==== Data for this exercise ====

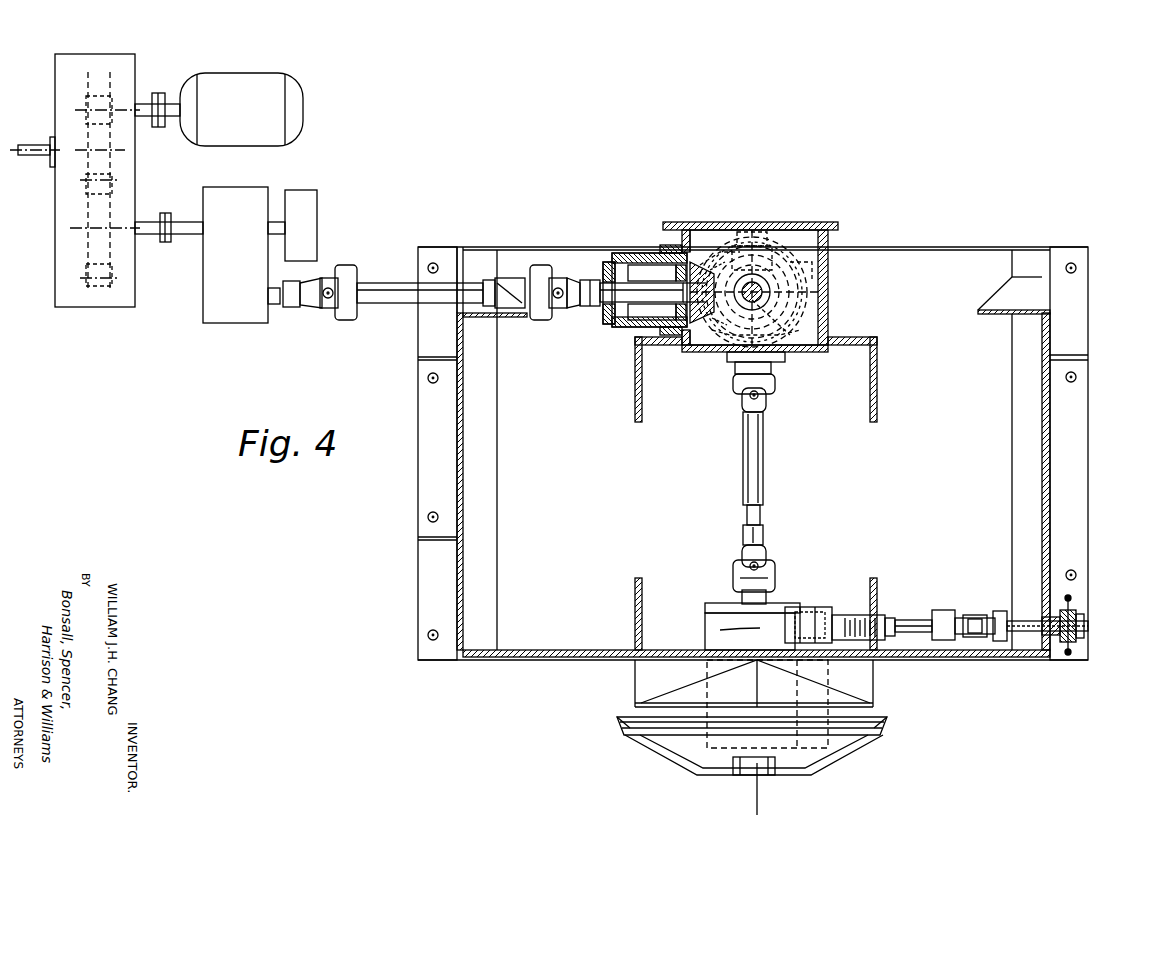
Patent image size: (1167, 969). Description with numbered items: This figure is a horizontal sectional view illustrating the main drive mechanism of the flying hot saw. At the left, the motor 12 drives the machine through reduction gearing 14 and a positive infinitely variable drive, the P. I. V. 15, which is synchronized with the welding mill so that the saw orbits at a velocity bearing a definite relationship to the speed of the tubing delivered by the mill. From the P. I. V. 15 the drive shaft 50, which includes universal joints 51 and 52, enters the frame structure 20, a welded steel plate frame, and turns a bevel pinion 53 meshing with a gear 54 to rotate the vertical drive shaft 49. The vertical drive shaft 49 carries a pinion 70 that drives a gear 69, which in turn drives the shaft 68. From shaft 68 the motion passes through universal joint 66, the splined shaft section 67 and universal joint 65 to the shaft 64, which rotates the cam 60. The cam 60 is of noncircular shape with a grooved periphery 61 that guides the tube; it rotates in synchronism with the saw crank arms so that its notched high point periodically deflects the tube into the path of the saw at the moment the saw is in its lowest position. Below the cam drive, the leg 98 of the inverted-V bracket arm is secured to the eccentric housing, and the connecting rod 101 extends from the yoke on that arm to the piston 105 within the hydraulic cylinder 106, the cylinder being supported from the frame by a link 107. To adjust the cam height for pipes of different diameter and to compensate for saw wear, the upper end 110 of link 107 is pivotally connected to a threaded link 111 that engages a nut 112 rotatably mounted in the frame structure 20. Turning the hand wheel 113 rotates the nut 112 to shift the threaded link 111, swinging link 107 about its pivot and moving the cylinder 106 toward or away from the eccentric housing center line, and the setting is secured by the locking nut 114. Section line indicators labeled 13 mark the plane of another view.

The motor 12 is at (255, 95).
The section line 13 is at (744, 511).
The reduction gearing 14 is at (103, 64).
The P. I. V. (positive infinitely variable drive) 15 is at (246, 293).
The frame structure 20 is at (1050, 470).
The vertical drive shaft 49 is at (755, 287).
The drive shaft 50 is at (404, 296).
The universal joint 51 is at (345, 320).
The universal joint 52 is at (530, 310).
The bevel pinion 53 is at (695, 262).
The gear 54 is at (722, 238).
The cam 60 is at (632, 738).
The grooved periphery 61 is at (880, 724).
The shaft 64 is at (760, 600).
The universal joint 65 is at (765, 585).
The universal joint 66 is at (773, 381).
The splined shaft section 67 is at (758, 457).
The shaft 68 is at (787, 324).
The gear 69 is at (800, 262).
The pinion 70 is at (805, 282).
The leg 98 is at (757, 623).
The connecting rod 101 is at (909, 620).
The piston 105 is at (940, 612).
The hydraulic cylinder 106 is at (955, 618).
The link 107 is at (975, 620).
The upper end of link 110 is at (980, 634).
The threaded link 111 is at (1020, 632).
The nut 112 is at (1074, 610).
The hand wheel 113 is at (1070, 598).
The locking nut 114 is at (1078, 620).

====

Directions for this task: Rewrite every line of the data above as a numbered list, skipping blank lines and leaving the pictures out.

Written solution:
1. Patent image size: (1167, 969). Description with numbered items: This figure is a horizontal sectional view illustrating the main drive mechanism of the flying hot saw. At the left, the motor 12 drives the machine through reduction gearing 14 and a positive infinitely variable drive, the P. I. V. 15, which is synchronized with the welding mill so that the saw orbits at a velocity bearing a definite relationship to the speed of the tubing delivered by the mill. From the P. I. V. 15 the drive shaft 50, which includes universal joints 51 and 52, enters the frame structure 20, a welded steel plate frame, and turns a bevel pinion 53 meshing with a gear 54 to rotate the vertical drive shaft 49. The vertical drive shaft 49 carries a pinion 70 that drives a gear 69, which in turn drives the shaft 68. From shaft 68 the motion passes through universal joint 66, the splined shaft section 67 and universal joint 65 to the shaft 64, which rotates the cam 60. The cam 60 is of noncircular shape with a grooved periphery 61 that guides the tube; it rotates in synchronism with the saw crank arms so that its notched high point periodically deflects the tube into the path of the saw at the moment the saw is in its lowest position. Below the cam drive, the leg 98 of the inverted-V bracket arm is secured to the eccentric housing, and the connecting rod 101 extends from the yoke on that arm to the piston 105 within the hydraulic cylinder 106, the cylinder being supported from the frame by a link 107. To adjust the cam height for pipes of different diameter and to compensate for saw wear, the upper end 110 of link 107 is pivotally connected to a threaded link 111 that engages a nut 112 rotatably mounted in the frame structure 20. Turning the hand wheel 113 rotates the nut 112 to shift the threaded link 111, swinging link 107 about its pivot and moving the cylinder 106 toward or away from the eccentric housing center line, and the setting is secured by the locking nut 114. Section line indicators labeled 13 mark the plane of another view.
2. The motor 12 is at (255, 95).
3. The section line 13 is at (744, 511).
4. The reduction gearing 14 is at (103, 64).
5. The P. I. V. (positive infinitely variable drive) 15 is at (246, 293).
6. The frame structure 20 is at (1050, 470).
7. The vertical drive shaft 49 is at (755, 287).
8. The drive shaft 50 is at (404, 296).
9. The universal joint 51 is at (345, 320).
10. The universal joint 52 is at (530, 310).
11. The bevel pinion 53 is at (695, 262).
12. The gear 54 is at (722, 238).
13. The cam 60 is at (632, 738).
14. The grooved periphery 61 is at (880, 724).
15. The shaft 64 is at (760, 600).
16. The universal joint 65 is at (765, 585).
17. The universal joint 66 is at (773, 381).
18. The splined shaft section 67 is at (758, 457).
19. The shaft 68 is at (787, 324).
20. The gear 69 is at (800, 262).
21. The pinion 70 is at (805, 282).
22. The leg 98 is at (757, 623).
23. The connecting rod 101 is at (909, 620).
24. The piston 105 is at (940, 612).
25. The hydraulic cylinder 106 is at (955, 618).
26. The link 107 is at (975, 620).
27. The upper end of link 110 is at (980, 634).
28. The threaded link 111 is at (1020, 632).
29. The nut 112 is at (1074, 610).
30. The hand wheel 113 is at (1070, 598).
31. The locking nut 114 is at (1078, 620).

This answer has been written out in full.